◆ Task prompt:
Can you pull out each line of the data below that includes the word "Подп"?

◆ Working data:
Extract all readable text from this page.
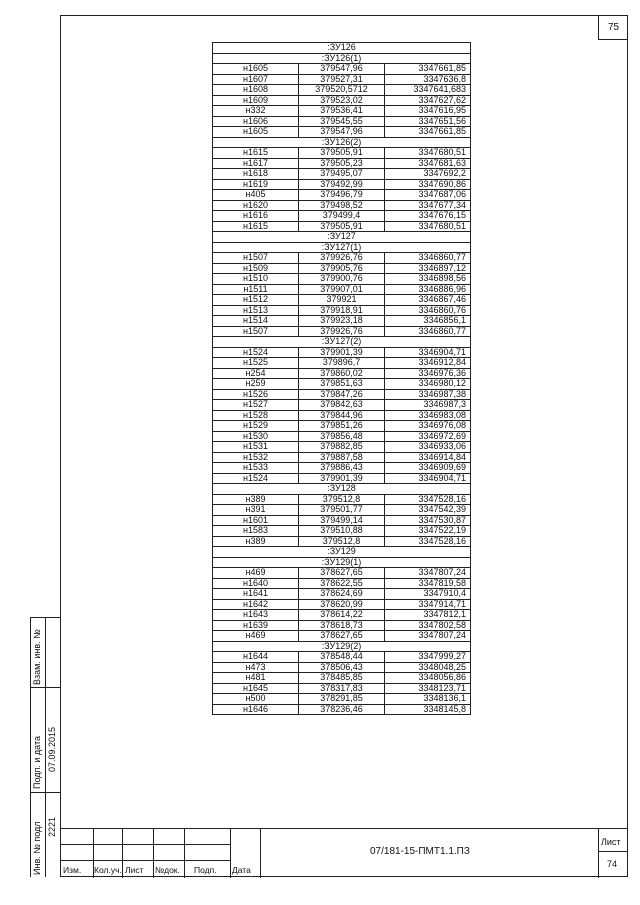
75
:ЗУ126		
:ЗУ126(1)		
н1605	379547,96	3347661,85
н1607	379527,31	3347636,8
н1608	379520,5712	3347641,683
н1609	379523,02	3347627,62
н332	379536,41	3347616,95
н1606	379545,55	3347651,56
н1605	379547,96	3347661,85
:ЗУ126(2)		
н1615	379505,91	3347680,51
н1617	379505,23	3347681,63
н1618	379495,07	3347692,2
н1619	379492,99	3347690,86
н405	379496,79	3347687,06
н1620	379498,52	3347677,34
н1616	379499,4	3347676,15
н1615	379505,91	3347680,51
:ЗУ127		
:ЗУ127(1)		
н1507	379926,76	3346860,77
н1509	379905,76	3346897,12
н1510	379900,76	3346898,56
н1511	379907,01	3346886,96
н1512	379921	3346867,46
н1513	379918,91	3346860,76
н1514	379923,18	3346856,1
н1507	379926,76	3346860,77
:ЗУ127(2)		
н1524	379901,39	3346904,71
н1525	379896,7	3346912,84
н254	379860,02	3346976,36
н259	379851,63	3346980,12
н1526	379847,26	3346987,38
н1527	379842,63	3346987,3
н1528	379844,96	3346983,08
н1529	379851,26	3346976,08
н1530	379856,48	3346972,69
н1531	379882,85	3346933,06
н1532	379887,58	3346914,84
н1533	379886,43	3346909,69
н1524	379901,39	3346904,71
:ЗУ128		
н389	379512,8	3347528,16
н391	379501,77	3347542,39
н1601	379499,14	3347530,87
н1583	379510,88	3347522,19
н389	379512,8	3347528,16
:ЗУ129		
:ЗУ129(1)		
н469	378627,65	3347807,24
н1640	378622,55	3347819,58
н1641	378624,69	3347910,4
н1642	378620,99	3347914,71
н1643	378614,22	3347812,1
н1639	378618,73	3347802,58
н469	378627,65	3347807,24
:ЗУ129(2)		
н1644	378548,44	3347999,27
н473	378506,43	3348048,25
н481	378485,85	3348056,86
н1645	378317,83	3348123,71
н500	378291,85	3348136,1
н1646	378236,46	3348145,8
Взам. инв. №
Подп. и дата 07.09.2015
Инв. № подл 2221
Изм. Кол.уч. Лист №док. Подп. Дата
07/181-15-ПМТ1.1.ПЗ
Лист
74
==
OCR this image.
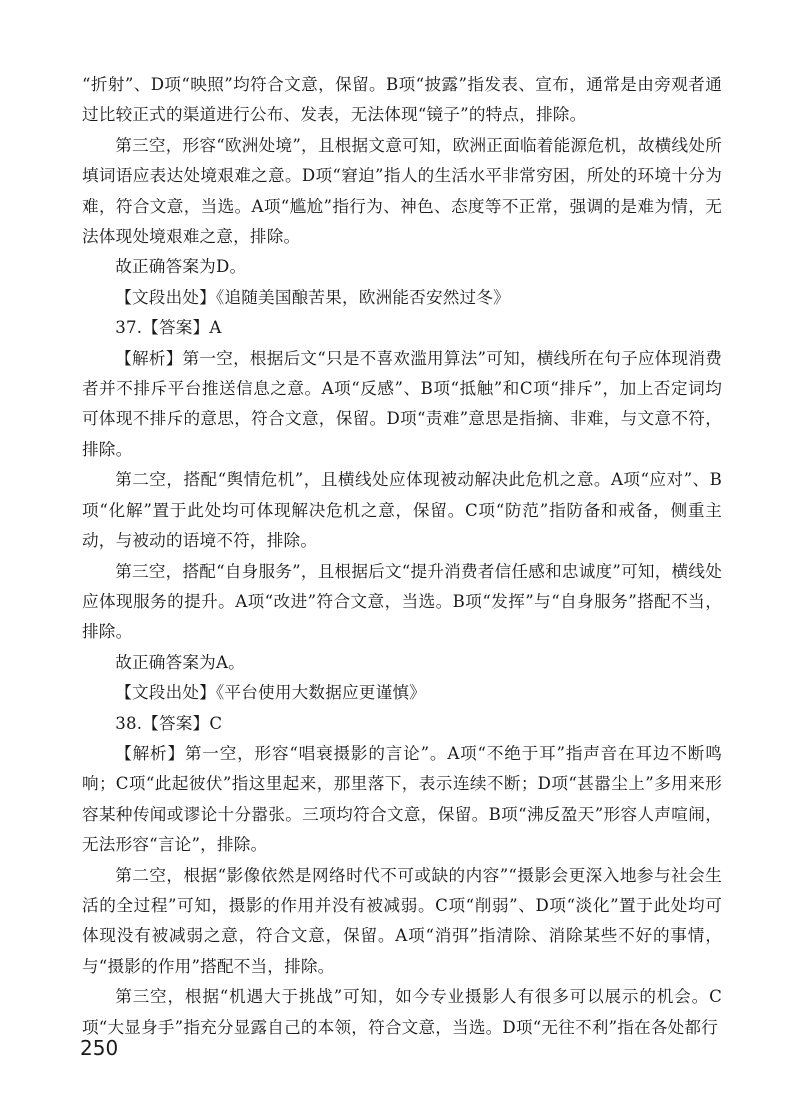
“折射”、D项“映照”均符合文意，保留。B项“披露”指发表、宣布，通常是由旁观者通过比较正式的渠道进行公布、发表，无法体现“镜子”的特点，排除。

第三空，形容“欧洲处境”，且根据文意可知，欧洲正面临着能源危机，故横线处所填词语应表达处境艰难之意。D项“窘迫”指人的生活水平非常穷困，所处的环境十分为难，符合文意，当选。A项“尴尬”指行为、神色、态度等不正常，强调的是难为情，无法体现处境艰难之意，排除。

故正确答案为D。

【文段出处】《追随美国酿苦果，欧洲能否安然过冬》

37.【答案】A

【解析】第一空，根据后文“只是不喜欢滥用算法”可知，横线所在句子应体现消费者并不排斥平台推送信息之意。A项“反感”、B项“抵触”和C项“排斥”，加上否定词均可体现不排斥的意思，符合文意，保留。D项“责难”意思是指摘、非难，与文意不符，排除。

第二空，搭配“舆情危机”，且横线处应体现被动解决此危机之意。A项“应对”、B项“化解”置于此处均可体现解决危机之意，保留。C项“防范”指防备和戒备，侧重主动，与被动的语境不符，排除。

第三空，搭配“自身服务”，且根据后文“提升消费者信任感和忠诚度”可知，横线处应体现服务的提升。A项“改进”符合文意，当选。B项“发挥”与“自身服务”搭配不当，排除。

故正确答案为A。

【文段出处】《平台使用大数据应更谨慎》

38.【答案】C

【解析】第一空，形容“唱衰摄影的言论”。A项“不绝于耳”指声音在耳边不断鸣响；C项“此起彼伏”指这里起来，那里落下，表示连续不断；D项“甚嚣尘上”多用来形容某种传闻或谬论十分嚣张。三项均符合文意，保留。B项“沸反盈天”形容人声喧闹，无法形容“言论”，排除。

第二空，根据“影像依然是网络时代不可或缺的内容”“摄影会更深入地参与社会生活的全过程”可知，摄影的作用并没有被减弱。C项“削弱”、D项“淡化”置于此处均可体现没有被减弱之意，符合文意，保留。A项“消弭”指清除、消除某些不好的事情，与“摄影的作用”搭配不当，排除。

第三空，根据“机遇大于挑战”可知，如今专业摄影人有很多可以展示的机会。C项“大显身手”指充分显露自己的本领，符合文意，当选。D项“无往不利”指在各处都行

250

◆ Task answer:
Подп. и дата 07.09.2015
Изм. Кол.уч. Лист №док. Подп. Дата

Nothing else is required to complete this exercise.